TEXT EXCERPT

The researcher in [14] have proposed a system which extracts the physical memory dumps and local files of the system as input and processes it and then generates a report having I2P artifacts as output. The traces of I2P were successfully pointed out using in depth analysis of the memory dump and local system files. Furthermore, registry also contain I2P traces and HDD is also a place where traces of I2P can be find. No support for registry and HDD analysis is provided. Overall objectives in this research have been obtained but complex and updated application needs further improvements in research.
The implementation of classification of I2P network data traffic is performed on the basis of algorithms such as Baysnet, naivebays, Support Vector Machine (SVM) and random forest traffic [15]. The obtained results shows that for segmentation of data set, RandomForest is greatest having accuracy of 100%. As far as limitations are concerned no in-depth detailed analysis of the encryption principle and anonymous implementation of the I2P protocol. Whereas in [16], authors presented I2P characteristics to point out the security flaws and problems finding artifacts of the I2P. The results shows that the I2P artifacts collected and analyzed on the basis of vulnerabilities of I2P networks and specific security issues. The platform comprises on data acquisition module, forum information inquiry module and visualization module are analyzed in [17]. The obtained results help law enforcement agencies to analyze illegal and criminal activities over dark web. Research on Tor or onion routers is missing. In [18], a theoretical comparison of TOR and I2P is made from a variety of aspects, including community visibility, scalability, memory utilization, latency, bandwidth, documentation, vulnerability to DoS attacks, and the number of exit nodes. The authors attempted to characterize the file sharing environment within I2P, analyzing how it affects the network's anonymity. The majority of I2P's activities are focused on file sharing and anonymous site hosting, according to the findings. Furthermore, the nodes are found to be spatially scattered.
As per analysis of various literatures, comprehensive research on the latest windows 10 is missing as well as browser artifacts are mandatory in analysis. Various researches are also available on the topic but Tor left various browsing artifacts on memory and hard disk which is missing in previous research. The comparative analysis of some important research papers on the basis of above literature review is given as under see Tab. 1. Many structures for digital forensics already exist, demonstrating their relevance to the area. These current frameworks serve as a foundation for the suggested framework for this study. Tor memory forensics encompass huge research gap [19]. The present paper throws light on this issue and proposed a forensic platform for I2P and Tor browser memory, registry and hard disk analysis.

SOURCE DATA
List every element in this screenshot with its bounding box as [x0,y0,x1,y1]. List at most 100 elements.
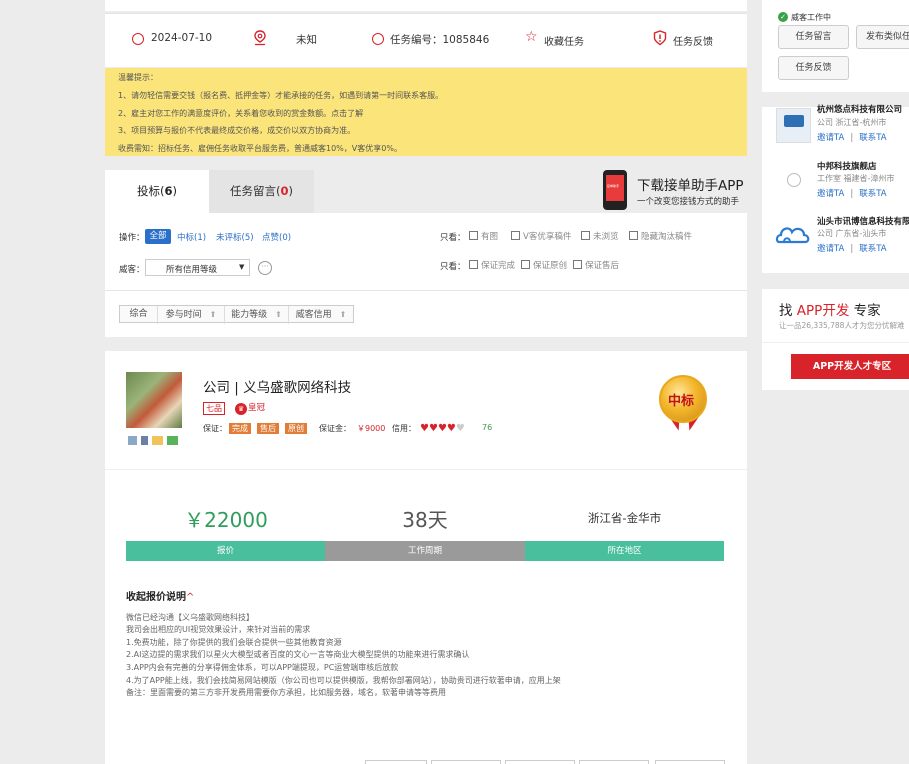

TASKS
(a) Answer the following from the I2P and Tor forensics review:
(i) Which algorithm was found best for segmentation of the data set in the classification of I2P network traffic?
(ii) Besides memory, which two places are said to hold I2P traces yet receive no analysis support in the system from [14]?
(iii) Which version of Windows is said to lack comprehensive research?
(b) Continue the I2P and Tor forensics review, beginning after its final sentence.
The listing above comes from a source unrelated to the I2P and Tor forensics review.

OUTPUTS FOR THE TASKS
(a)
(i) RandomForest, with an accuracy of 100%.
(ii) The registry and the HDD.
(iii) Windows 10.

(b)
With the invention of new hardware and software, as well as the rapid growth in internet users, many Peer-to-Peer (P2P) users are contributing to and facilitating illegal activities online, which should be addressed based on solid evidence. For the collection of these evidences, law enforcement agencies must be updated with new tools and techniques. The methodology that will be adopted in this work is shown in Fig. 2. In the first phase of methodology, a computer system having virtual machine with windows 10 operating system was setup for experimental purposes. The second phase comprises of acquisition of data for forensic analysis. In this phase artefacts were collected from registry, RAM and hard disk were taken. After acquisition, collected data was forensically analyzed in third phase for presentation of evidences. For the experimental purpose, the required platform and tools will be prepared on the host system. After installation of the required tools, data acquisition will be carried out. In the first phase, registry data artifacts will be collected and in second phase, memory data artifacts will be collected. Finally, browsing data artifacts will be collected as shown in Fig. 2. The mandatory investigational tools are tabulated in Tab. 2 to produce a fast and accurate result, a fresh Windows 10 installation was prepared in a virtual box. The tools used for the current investigations are totally free and easy to use.
Before the start of forensic analysis, some input is required to be given to the system. So that system could produce artifacts. In order to fulfill the requirement, experimental input was prepared in the form of performing activities over I2P and Tor browsers. One Instagram account, one Yahoo mail account, two Gmail accounts, two Skype accounts, two Twitter accounts, and three Facebook accounts are created for this purpose. The sample data is also shared between these accounts. Tab. 3 contains information on these activities. After these activities, all the downloaded images and files are removed from the system before the data acquisition.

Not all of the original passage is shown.